## [What you are asked to do]
Can the data below be set down again exactly, line for line?
+-------+
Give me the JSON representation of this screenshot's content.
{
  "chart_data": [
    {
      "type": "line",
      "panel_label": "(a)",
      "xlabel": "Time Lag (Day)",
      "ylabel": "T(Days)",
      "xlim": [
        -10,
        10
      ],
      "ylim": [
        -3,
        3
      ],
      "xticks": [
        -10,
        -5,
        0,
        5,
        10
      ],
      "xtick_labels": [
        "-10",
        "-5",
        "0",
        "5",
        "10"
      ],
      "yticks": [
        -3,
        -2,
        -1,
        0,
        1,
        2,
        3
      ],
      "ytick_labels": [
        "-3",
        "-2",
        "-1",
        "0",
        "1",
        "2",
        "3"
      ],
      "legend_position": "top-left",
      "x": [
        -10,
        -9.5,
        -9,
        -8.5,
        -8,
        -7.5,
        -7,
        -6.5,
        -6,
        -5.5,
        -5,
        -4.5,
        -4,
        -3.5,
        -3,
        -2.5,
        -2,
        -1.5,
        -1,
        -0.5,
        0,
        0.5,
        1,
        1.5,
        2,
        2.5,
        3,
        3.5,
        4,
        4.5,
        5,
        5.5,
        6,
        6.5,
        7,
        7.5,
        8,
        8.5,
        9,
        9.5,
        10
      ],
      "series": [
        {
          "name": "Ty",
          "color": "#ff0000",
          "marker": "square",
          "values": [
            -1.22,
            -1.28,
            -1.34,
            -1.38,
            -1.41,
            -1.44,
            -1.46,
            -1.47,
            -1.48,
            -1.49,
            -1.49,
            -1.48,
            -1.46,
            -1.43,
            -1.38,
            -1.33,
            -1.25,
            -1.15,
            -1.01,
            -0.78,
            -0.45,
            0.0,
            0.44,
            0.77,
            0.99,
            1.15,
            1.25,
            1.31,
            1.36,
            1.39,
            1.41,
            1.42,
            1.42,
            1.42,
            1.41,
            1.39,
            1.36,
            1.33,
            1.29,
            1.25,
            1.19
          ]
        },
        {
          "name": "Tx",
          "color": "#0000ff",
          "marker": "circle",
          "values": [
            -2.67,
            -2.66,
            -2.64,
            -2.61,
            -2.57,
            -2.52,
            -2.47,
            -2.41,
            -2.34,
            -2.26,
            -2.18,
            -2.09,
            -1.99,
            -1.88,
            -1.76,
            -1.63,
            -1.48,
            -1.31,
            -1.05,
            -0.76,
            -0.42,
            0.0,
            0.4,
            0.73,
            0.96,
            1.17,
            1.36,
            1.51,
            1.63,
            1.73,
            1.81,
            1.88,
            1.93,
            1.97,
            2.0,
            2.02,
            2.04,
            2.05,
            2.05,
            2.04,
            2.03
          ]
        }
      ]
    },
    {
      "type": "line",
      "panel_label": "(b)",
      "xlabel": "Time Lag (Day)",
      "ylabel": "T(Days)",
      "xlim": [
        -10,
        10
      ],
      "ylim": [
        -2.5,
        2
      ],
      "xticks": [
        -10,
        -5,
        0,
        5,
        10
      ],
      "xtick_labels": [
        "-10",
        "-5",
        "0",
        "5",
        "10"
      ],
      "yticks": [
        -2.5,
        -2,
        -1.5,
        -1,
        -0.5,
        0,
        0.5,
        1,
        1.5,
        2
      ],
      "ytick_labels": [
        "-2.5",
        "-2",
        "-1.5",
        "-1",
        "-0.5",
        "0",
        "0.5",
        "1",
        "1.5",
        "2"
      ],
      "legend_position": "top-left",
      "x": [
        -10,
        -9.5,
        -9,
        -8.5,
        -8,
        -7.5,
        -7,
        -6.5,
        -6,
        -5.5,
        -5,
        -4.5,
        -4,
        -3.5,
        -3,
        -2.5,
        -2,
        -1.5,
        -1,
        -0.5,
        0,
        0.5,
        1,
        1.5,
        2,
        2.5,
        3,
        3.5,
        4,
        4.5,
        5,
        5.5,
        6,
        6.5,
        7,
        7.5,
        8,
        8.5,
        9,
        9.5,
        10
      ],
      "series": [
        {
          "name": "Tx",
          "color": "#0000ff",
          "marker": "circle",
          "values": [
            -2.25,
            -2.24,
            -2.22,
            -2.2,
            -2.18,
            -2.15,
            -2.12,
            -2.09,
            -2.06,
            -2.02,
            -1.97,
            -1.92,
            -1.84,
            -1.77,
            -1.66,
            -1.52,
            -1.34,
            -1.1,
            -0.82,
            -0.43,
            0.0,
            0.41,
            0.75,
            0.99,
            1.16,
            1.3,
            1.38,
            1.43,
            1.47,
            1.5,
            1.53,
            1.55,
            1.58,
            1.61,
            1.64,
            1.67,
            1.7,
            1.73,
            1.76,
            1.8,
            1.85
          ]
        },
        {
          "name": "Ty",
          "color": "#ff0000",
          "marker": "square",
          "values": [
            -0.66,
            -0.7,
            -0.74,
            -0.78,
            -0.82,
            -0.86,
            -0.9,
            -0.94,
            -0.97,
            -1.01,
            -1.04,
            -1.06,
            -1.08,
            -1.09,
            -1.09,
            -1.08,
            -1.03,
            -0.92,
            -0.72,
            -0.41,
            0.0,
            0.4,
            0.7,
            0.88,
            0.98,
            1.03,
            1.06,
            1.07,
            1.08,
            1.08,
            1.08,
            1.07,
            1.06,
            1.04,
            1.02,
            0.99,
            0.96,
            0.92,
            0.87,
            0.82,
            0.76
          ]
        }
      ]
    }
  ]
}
+-------+
## [Task output]
Give me the JSON representation of this screenshot's content.
{
  "chart_data": [
    {
      "type": "line",
      "panel_label": "(a)",
      "xlabel": "Time Lag (Day)",
      "ylabel": "T(Days)",
      "xlim": [
        -10,
        10
      ],
      "ylim": [
        -3,
        3
      ],
      "xticks": [
        -10,
        -5,
        0,
        5,
        10
      ],
      "xtick_labels": [
        "-10",
        "-5",
        "0",
        "5",
        "10"
      ],
      "yticks": [
        -3,
        -2,
        -1,
        0,
        1,
        2,
        3
      ],
      "ytick_labels": [
        "-3",
        "-2",
        "-1",
        "0",
        "1",
        "2",
        "3"
      ],
      "legend_position": "top-left",
      "x": [
        -10,
        -9.5,
        -9,
        -8.5,
        -8,
        -7.5,
        -7,
        -6.5,
        -6,
        -5.5,
        -5,
        -4.5,
        -4,
        -3.5,
        -3,
        -2.5,
        -2,
        -1.5,
        -1,
        -0.5,
        0,
        0.5,
        1,
        1.5,
        2,
        2.5,
        3,
        3.5,
        4,
        4.5,
        5,
        5.5,
        6,
        6.5,
        7,
        7.5,
        8,
        8.5,
        9,
        9.5,
        10
      ],
      "series": [
        {
          "name": "Ty",
          "color": "#ff0000",
          "marker": "square",
          "values": [
            -1.22,
            -1.28,
            -1.34,
            -1.38,
            -1.41,
            -1.44,
            -1.46,
            -1.47,
            -1.48,
            -1.49,
            -1.49,
            -1.48,
            -1.46,
            -1.43,
            -1.38,
            -1.33,
            -1.25,
            -1.15,
            -1.01,
            -0.78,
            -0.45,
            0.0,
            0.44,
            0.77,
            0.99,
            1.15,
            1.25,
            1.31,
            1.36,
            1.39,
            1.41,
            1.42,
            1.42,
            1.42,
            1.41,
            1.39,
            1.36,
            1.33,
            1.29,
            1.25,
            1.19
          ]
        },
        {
          "name": "Tx",
          "color": "#0000ff",
          "marker": "circle",
          "values": [
            -2.67,
            -2.66,
            -2.64,
            -2.61,
            -2.57,
            -2.52,
            -2.47,
            -2.41,
            -2.34,
            -2.26,
            -2.18,
            -2.09,
            -1.99,
            -1.88,
            -1.76,
            -1.63,
            -1.48,
            -1.31,
            -1.05,
            -0.76,
            -0.42,
            0.0,
            0.4,
            0.73,
            0.96,
            1.17,
            1.36,
            1.51,
            1.63,
            1.73,
            1.81,
            1.88,
            1.93,
            1.97,
            2.0,
            2.02,
            2.04,
            2.05,
            2.05,
            2.04,
            2.03
          ]
        }
      ]
    },
    {
      "type": "line",
      "panel_label": "(b)",
      "xlabel": "Time Lag (Day)",
      "ylabel": "T(Days)",
      "xlim": [
        -10,
        10
      ],
      "ylim": [
        -2.5,
        2
      ],
      "xticks": [
        -10,
        -5,
        0,
        5,
        10
      ],
      "xtick_labels": [
        "-10",
        "-5",
        "0",
        "5",
        "10"
      ],
      "yticks": [
        -2.5,
        -2,
        -1.5,
        -1,
        -0.5,
        0,
        0.5,
        1,
        1.5,
        2
      ],
      "ytick_labels": [
        "-2.5",
        "-2",
        "-1.5",
        "-1",
        "-0.5",
        "0",
        "0.5",
        "1",
        "1.5",
        "2"
      ],
      "legend_position": "top-left",
      "x": [
        -10,
        -9.5,
        -9,
        -8.5,
        -8,
        -7.5,
        -7,
        -6.5,
        -6,
        -5.5,
        -5,
        -4.5,
        -4,
        -3.5,
        -3,
        -2.5,
        -2,
        -1.5,
        -1,
        -0.5,
        0,
        0.5,
        1,
        1.5,
        2,
        2.5,
        3,
        3.5,
        4,
        4.5,
        5,
        5.5,
        6,
        6.5,
        7,
        7.5,
        8,
        8.5,
        9,
        9.5,
        10
      ],
      "series": [
        {
          "name": "Tx",
          "color": "#0000ff",
          "marker": "circle",
          "values": [
            -2.25,
            -2.24,
            -2.22,
            -2.2,
            -2.18,
            -2.15,
            -2.12,
            -2.09,
            -2.06,
            -2.02,
            -1.97,
            -1.92,
            -1.84,
            -1.77,
            -1.66,
            -1.52,
            -1.34,
            -1.1,
            -0.82,
            -0.43,
            0.0,
            0.41,
            0.75,
            0.99,
            1.16,
            1.3,
            1.38,
            1.43,
            1.47,
            1.5,
            1.53,
            1.55,
            1.58,
            1.61,
            1.64,
            1.67,
            1.7,
            1.73,
            1.76,
            1.8,
            1.85
          ]
        },
        {
          "name": "Ty",
          "color": "#ff0000",
          "marker": "square",
          "values": [
            -0.66,
            -0.7,
            -0.74,
            -0.78,
            -0.82,
            -0.86,
            -0.9,
            -0.94,
            -0.97,
            -1.01,
            -1.04,
            -1.06,
            -1.08,
            -1.09,
            -1.09,
            -1.08,
            -1.03,
            -0.92,
            -0.72,
            -0.41,
            0.0,
            0.4,
            0.7,
            0.88,
            0.98,
            1.03,
            1.06,
            1.07,
            1.08,
            1.08,
            1.08,
            1.07,
            1.06,
            1.04,
            1.02,
            0.99,
            0.96,
            0.92,
            0.87,
            0.82,
            0.76
          ]
        }
      ]
    }
  ]
}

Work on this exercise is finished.